TASK REQUIREMENTS: Images appear in the records below; leave them out and repeat everything else exactly.

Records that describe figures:
----

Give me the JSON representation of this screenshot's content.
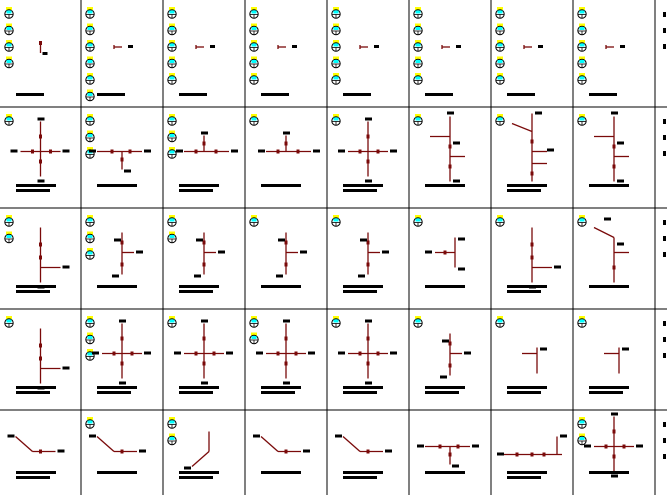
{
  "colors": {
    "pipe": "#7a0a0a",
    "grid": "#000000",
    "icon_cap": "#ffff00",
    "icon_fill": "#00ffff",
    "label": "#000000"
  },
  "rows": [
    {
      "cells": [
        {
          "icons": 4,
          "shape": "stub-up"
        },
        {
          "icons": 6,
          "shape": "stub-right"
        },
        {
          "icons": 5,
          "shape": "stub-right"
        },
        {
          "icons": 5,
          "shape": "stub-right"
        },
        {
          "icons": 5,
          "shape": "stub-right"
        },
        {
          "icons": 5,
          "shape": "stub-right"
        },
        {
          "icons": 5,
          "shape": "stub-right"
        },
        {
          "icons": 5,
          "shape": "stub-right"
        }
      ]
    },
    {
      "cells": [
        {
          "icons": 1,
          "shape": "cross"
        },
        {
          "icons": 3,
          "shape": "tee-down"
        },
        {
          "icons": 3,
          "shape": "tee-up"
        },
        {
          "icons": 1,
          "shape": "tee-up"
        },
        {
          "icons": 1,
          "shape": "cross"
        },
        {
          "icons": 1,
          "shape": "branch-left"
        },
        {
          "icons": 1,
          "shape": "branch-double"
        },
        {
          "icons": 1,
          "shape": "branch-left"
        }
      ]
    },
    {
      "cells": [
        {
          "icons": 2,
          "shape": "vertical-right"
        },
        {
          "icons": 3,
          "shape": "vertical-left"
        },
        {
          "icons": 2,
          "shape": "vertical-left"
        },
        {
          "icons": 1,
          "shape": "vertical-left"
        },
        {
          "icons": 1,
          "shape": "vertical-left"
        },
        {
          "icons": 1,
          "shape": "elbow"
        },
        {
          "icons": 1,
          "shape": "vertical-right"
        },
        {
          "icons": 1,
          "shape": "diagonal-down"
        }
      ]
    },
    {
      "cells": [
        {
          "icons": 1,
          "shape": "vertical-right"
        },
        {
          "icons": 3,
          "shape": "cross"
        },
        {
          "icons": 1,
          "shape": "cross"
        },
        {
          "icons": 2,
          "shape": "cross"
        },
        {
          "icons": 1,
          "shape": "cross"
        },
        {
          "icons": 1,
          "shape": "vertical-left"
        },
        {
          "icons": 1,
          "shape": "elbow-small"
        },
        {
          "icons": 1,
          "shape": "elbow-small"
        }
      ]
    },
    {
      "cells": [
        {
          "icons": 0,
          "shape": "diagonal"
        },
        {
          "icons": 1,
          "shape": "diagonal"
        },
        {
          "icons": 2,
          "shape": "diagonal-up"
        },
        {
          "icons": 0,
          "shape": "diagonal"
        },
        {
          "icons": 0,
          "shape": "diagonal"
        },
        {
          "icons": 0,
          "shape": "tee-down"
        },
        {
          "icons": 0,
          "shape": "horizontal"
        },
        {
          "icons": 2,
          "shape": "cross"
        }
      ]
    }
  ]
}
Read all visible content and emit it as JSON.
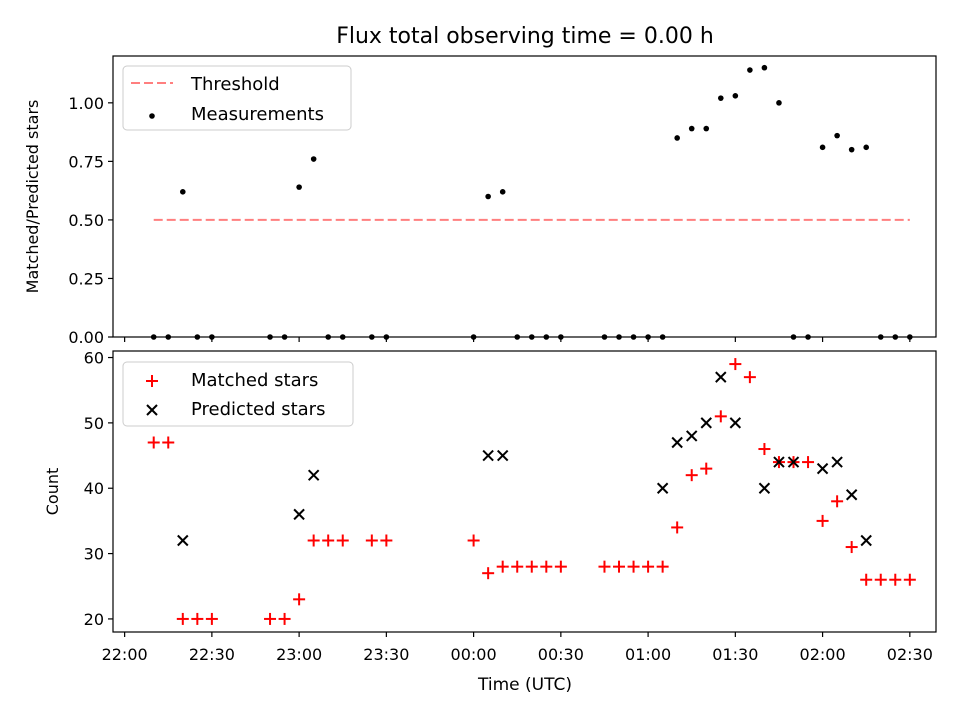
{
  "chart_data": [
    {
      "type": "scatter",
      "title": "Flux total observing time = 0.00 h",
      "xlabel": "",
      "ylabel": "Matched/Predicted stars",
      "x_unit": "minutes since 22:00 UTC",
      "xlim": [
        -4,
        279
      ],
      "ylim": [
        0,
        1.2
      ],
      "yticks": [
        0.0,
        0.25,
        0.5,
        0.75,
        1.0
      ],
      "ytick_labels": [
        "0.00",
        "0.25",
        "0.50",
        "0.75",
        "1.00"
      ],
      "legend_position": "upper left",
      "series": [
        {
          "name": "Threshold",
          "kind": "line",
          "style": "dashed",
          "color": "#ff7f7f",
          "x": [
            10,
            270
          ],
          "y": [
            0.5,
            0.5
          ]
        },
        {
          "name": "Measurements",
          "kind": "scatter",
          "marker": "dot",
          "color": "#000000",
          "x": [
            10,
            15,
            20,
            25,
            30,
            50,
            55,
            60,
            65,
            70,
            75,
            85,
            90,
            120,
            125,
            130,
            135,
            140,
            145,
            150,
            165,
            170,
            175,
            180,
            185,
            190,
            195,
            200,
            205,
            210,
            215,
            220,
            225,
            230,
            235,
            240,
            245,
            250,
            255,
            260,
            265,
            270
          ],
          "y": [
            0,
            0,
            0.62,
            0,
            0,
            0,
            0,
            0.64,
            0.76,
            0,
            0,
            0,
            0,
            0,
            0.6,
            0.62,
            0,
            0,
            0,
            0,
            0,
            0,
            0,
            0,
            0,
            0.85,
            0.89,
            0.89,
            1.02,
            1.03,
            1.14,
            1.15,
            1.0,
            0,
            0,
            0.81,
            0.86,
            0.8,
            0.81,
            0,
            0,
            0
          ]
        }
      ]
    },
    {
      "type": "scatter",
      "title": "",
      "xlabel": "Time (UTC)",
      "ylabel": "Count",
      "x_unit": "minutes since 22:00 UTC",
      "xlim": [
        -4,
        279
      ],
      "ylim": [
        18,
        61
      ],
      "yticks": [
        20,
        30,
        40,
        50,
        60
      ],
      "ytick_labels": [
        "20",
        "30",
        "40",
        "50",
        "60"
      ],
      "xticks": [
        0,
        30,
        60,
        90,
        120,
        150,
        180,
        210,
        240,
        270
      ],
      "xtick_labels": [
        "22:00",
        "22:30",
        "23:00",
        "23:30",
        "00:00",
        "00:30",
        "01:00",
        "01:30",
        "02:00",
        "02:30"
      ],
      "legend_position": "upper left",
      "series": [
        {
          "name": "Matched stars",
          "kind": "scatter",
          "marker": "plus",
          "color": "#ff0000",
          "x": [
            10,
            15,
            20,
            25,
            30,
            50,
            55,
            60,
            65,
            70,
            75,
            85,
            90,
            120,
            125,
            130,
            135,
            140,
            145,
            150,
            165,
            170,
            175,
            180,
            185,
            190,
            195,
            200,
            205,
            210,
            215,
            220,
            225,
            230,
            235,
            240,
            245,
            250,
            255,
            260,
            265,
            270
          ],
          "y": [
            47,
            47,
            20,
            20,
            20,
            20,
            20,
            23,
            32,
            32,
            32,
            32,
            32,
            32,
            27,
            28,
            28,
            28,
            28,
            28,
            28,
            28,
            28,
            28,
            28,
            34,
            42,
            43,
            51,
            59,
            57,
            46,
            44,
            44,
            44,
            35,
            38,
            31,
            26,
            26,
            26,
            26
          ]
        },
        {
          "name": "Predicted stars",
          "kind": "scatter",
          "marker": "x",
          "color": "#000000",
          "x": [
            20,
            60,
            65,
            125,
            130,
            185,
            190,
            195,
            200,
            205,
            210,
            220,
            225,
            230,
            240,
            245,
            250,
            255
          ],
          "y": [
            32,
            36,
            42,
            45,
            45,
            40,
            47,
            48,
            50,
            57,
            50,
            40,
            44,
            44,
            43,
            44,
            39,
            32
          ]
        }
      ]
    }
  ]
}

----

EXERCISE SOLUTION:
Give me the JSON representation of this screenshot's content.
{
  "colors": {
    "pipe": "#7a0a0a",
    "grid": "#000000",
    "icon_cap": "#ffff00",
    "icon_fill": "#00ffff",
    "label": "#000000"
  },
  "rows": [
    {
      "cells": [
        {
          "icons": 4,
          "shape": "stub-up"
        },
        {
          "icons": 6,
          "shape": "stub-right"
        },
        {
          "icons": 5,
          "shape": "stub-right"
        },
        {
          "icons": 5,
          "shape": "stub-right"
        },
        {
          "icons": 5,
          "shape": "stub-right"
        },
        {
          "icons": 5,
          "shape": "stub-right"
        },
        {
          "icons": 5,
          "shape": "stub-right"
        },
        {
          "icons": 5,
          "shape": "stub-right"
        }
      ]
    },
    {
      "cells": [
        {
          "icons": 1,
          "shape": "cross"
        },
        {
          "icons": 3,
          "shape": "tee-down"
        },
        {
          "icons": 3,
          "shape": "tee-up"
        },
        {
          "icons": 1,
          "shape": "tee-up"
        },
        {
          "icons": 1,
          "shape": "cross"
        },
        {
          "icons": 1,
          "shape": "branch-left"
        },
        {
          "icons": 1,
          "shape": "branch-double"
        },
        {
          "icons": 1,
          "shape": "branch-left"
        }
      ]
    },
    {
      "cells": [
        {
          "icons": 2,
          "shape": "vertical-right"
        },
        {
          "icons": 3,
          "shape": "vertical-left"
        },
        {
          "icons": 2,
          "shape": "vertical-left"
        },
        {
          "icons": 1,
          "shape": "vertical-left"
        },
        {
          "icons": 1,
          "shape": "vertical-left"
        },
        {
          "icons": 1,
          "shape": "elbow"
        },
        {
          "icons": 1,
          "shape": "vertical-right"
        },
        {
          "icons": 1,
          "shape": "diagonal-down"
        }
      ]
    },
    {
      "cells": [
        {
          "icons": 1,
          "shape": "vertical-right"
        },
        {
          "icons": 3,
          "shape": "cross"
        },
        {
          "icons": 1,
          "shape": "cross"
        },
        {
          "icons": 2,
          "shape": "cross"
        },
        {
          "icons": 1,
          "shape": "cross"
        },
        {
          "icons": 1,
          "shape": "vertical-left"
        },
        {
          "icons": 1,
          "shape": "elbow-small"
        },
        {
          "icons": 1,
          "shape": "elbow-small"
        }
      ]
    },
    {
      "cells": [
        {
          "icons": 0,
          "shape": "diagonal"
        },
        {
          "icons": 1,
          "shape": "diagonal"
        },
        {
          "icons": 2,
          "shape": "diagonal-up"
        },
        {
          "icons": 0,
          "shape": "diagonal"
        },
        {
          "icons": 0,
          "shape": "diagonal"
        },
        {
          "icons": 0,
          "shape": "tee-down"
        },
        {
          "icons": 0,
          "shape": "horizontal"
        },
        {
          "icons": 2,
          "shape": "cross"
        }
      ]
    }
  ]
}
Read all visible content and emit it as JSON.
{
  "chart_data": [
    {
      "type": "scatter",
      "title": "Flux total observing time = 0.00 h",
      "xlabel": "",
      "ylabel": "Matched/Predicted stars",
      "x_unit": "minutes since 22:00 UTC",
      "xlim": [
        -4,
        279
      ],
      "ylim": [
        0,
        1.2
      ],
      "yticks": [
        0.0,
        0.25,
        0.5,
        0.75,
        1.0
      ],
      "ytick_labels": [
        "0.00",
        "0.25",
        "0.50",
        "0.75",
        "1.00"
      ],
      "legend_position": "upper left",
      "series": [
        {
          "name": "Threshold",
          "kind": "line",
          "style": "dashed",
          "color": "#ff7f7f",
          "x": [
            10,
            270
          ],
          "y": [
            0.5,
            0.5
          ]
        },
        {
          "name": "Measurements",
          "kind": "scatter",
          "marker": "dot",
          "color": "#000000",
          "x": [
            10,
            15,
            20,
            25,
            30,
            50,
            55,
            60,
            65,
            70,
            75,
            85,
            90,
            120,
            125,
            130,
            135,
            140,
            145,
            150,
            165,
            170,
            175,
            180,
            185,
            190,
            195,
            200,
            205,
            210,
            215,
            220,
            225,
            230,
            235,
            240,
            245,
            250,
            255,
            260,
            265,
            270
          ],
          "y": [
            0,
            0,
            0.62,
            0,
            0,
            0,
            0,
            0.64,
            0.76,
            0,
            0,
            0,
            0,
            0,
            0.6,
            0.62,
            0,
            0,
            0,
            0,
            0,
            0,
            0,
            0,
            0,
            0.85,
            0.89,
            0.89,
            1.02,
            1.03,
            1.14,
            1.15,
            1.0,
            0,
            0,
            0.81,
            0.86,
            0.8,
            0.81,
            0,
            0,
            0
          ]
        }
      ]
    },
    {
      "type": "scatter",
      "title": "",
      "xlabel": "Time (UTC)",
      "ylabel": "Count",
      "x_unit": "minutes since 22:00 UTC",
      "xlim": [
        -4,
        279
      ],
      "ylim": [
        18,
        61
      ],
      "yticks": [
        20,
        30,
        40,
        50,
        60
      ],
      "ytick_labels": [
        "20",
        "30",
        "40",
        "50",
        "60"
      ],
      "xticks": [
        0,
        30,
        60,
        90,
        120,
        150,
        180,
        210,
        240,
        270
      ],
      "xtick_labels": [
        "22:00",
        "22:30",
        "23:00",
        "23:30",
        "00:00",
        "00:30",
        "01:00",
        "01:30",
        "02:00",
        "02:30"
      ],
      "legend_position": "upper left",
      "series": [
        {
          "name": "Matched stars",
          "kind": "scatter",
          "marker": "plus",
          "color": "#ff0000",
          "x": [
            10,
            15,
            20,
            25,
            30,
            50,
            55,
            60,
            65,
            70,
            75,
            85,
            90,
            120,
            125,
            130,
            135,
            140,
            145,
            150,
            165,
            170,
            175,
            180,
            185,
            190,
            195,
            200,
            205,
            210,
            215,
            220,
            225,
            230,
            235,
            240,
            245,
            250,
            255,
            260,
            265,
            270
          ],
          "y": [
            47,
            47,
            20,
            20,
            20,
            20,
            20,
            23,
            32,
            32,
            32,
            32,
            32,
            32,
            27,
            28,
            28,
            28,
            28,
            28,
            28,
            28,
            28,
            28,
            28,
            34,
            42,
            43,
            51,
            59,
            57,
            46,
            44,
            44,
            44,
            35,
            38,
            31,
            26,
            26,
            26,
            26
          ]
        },
        {
          "name": "Predicted stars",
          "kind": "scatter",
          "marker": "x",
          "color": "#000000",
          "x": [
            20,
            60,
            65,
            125,
            130,
            185,
            190,
            195,
            200,
            205,
            210,
            220,
            225,
            230,
            240,
            245,
            250,
            255
          ],
          "y": [
            32,
            36,
            42,
            45,
            45,
            40,
            47,
            48,
            50,
            57,
            50,
            40,
            44,
            44,
            43,
            44,
            39,
            32
          ]
        }
      ]
    }
  ]
}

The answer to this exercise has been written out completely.